● **Exercise description**: Output each entry that follows exactly. Images stay out.

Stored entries
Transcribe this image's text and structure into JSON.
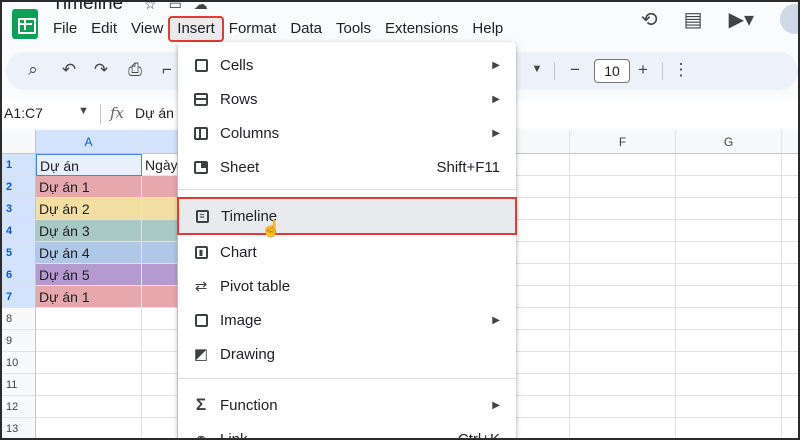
{
  "app": {
    "doc_title": "Timeline",
    "logo_icon": "sheets-logo-icon"
  },
  "menubar": {
    "items": [
      "File",
      "Edit",
      "View",
      "Insert",
      "Format",
      "Data",
      "Tools",
      "Extensions",
      "Help"
    ],
    "active": "Insert"
  },
  "toolbar": {
    "font_size": "10",
    "minus": "−",
    "plus": "+",
    "more": "⋮"
  },
  "formula_bar": {
    "name_box": "A1:C7",
    "fx": "fx",
    "value": "Dự án"
  },
  "grid": {
    "columns": [
      "A",
      "",
      "F",
      "G"
    ],
    "rows": [
      "1",
      "2",
      "3",
      "4",
      "5",
      "6",
      "7",
      "8",
      "9",
      "10",
      "11",
      "12",
      "13"
    ],
    "col_a_values": [
      "Dự án",
      "Dự án 1",
      "Dự án 2",
      "Dự án 3",
      "Dự án 4",
      "Dự án 5",
      "Dự án 1"
    ],
    "col_b_header": "Ngày",
    "row_colors": [
      "#ffffff",
      "#e6a8ad",
      "#f3dfa2",
      "#a9c9c4",
      "#b0c8e8",
      "#b59ad0",
      "#e6a8ad"
    ]
  },
  "insert_menu": {
    "items": [
      {
        "label": "Cells",
        "shortcut": "",
        "submenu": true,
        "icon": "cells-icon"
      },
      {
        "label": "Rows",
        "shortcut": "",
        "submenu": true,
        "icon": "rows-icon"
      },
      {
        "label": "Columns",
        "shortcut": "",
        "submenu": true,
        "icon": "columns-icon"
      },
      {
        "label": "Sheet",
        "shortcut": "Shift+F11",
        "submenu": false,
        "icon": "sheet-icon"
      },
      {
        "label": "Timeline",
        "shortcut": "",
        "submenu": false,
        "icon": "timeline-icon"
      },
      {
        "label": "Chart",
        "shortcut": "",
        "submenu": false,
        "icon": "chart-icon"
      },
      {
        "label": "Pivot table",
        "shortcut": "",
        "submenu": false,
        "icon": "pivot-table-icon"
      },
      {
        "label": "Image",
        "shortcut": "",
        "submenu": true,
        "icon": "image-icon"
      },
      {
        "label": "Drawing",
        "shortcut": "",
        "submenu": false,
        "icon": "drawing-icon"
      },
      {
        "label": "Function",
        "shortcut": "",
        "submenu": true,
        "icon": "function-icon"
      },
      {
        "label": "Link",
        "shortcut": "Ctrl+K",
        "submenu": false,
        "icon": "link-icon"
      }
    ],
    "highlighted": "Timeline"
  },
  "colors": {
    "highlight_outline": "#e53935",
    "selection_blue": "#4285f4"
  }
}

● **Finished exercise**:
Transcribe this image's text and structure into JSON.
{
  "app": {
    "doc_title": "Timeline",
    "logo_icon": "sheets-logo-icon"
  },
  "menubar": {
    "items": [
      "File",
      "Edit",
      "View",
      "Insert",
      "Format",
      "Data",
      "Tools",
      "Extensions",
      "Help"
    ],
    "active": "Insert"
  },
  "toolbar": {
    "font_size": "10",
    "minus": "−",
    "plus": "+",
    "more": "⋮"
  },
  "formula_bar": {
    "name_box": "A1:C7",
    "fx": "fx",
    "value": "Dự án"
  },
  "grid": {
    "columns": [
      "A",
      "",
      "F",
      "G"
    ],
    "rows": [
      "1",
      "2",
      "3",
      "4",
      "5",
      "6",
      "7",
      "8",
      "9",
      "10",
      "11",
      "12",
      "13"
    ],
    "col_a_values": [
      "Dự án",
      "Dự án 1",
      "Dự án 2",
      "Dự án 3",
      "Dự án 4",
      "Dự án 5",
      "Dự án 1"
    ],
    "col_b_header": "Ngày",
    "row_colors": [
      "#ffffff",
      "#e6a8ad",
      "#f3dfa2",
      "#a9c9c4",
      "#b0c8e8",
      "#b59ad0",
      "#e6a8ad"
    ]
  },
  "insert_menu": {
    "items": [
      {
        "label": "Cells",
        "shortcut": "",
        "submenu": true,
        "icon": "cells-icon"
      },
      {
        "label": "Rows",
        "shortcut": "",
        "submenu": true,
        "icon": "rows-icon"
      },
      {
        "label": "Columns",
        "shortcut": "",
        "submenu": true,
        "icon": "columns-icon"
      },
      {
        "label": "Sheet",
        "shortcut": "Shift+F11",
        "submenu": false,
        "icon": "sheet-icon"
      },
      {
        "label": "Timeline",
        "shortcut": "",
        "submenu": false,
        "icon": "timeline-icon"
      },
      {
        "label": "Chart",
        "shortcut": "",
        "submenu": false,
        "icon": "chart-icon"
      },
      {
        "label": "Pivot table",
        "shortcut": "",
        "submenu": false,
        "icon": "pivot-table-icon"
      },
      {
        "label": "Image",
        "shortcut": "",
        "submenu": true,
        "icon": "image-icon"
      },
      {
        "label": "Drawing",
        "shortcut": "",
        "submenu": false,
        "icon": "drawing-icon"
      },
      {
        "label": "Function",
        "shortcut": "",
        "submenu": true,
        "icon": "function-icon"
      },
      {
        "label": "Link",
        "shortcut": "Ctrl+K",
        "submenu": false,
        "icon": "link-icon"
      }
    ],
    "highlighted": "Timeline"
  },
  "colors": {
    "highlight_outline": "#e53935",
    "selection_blue": "#4285f4"
  }
}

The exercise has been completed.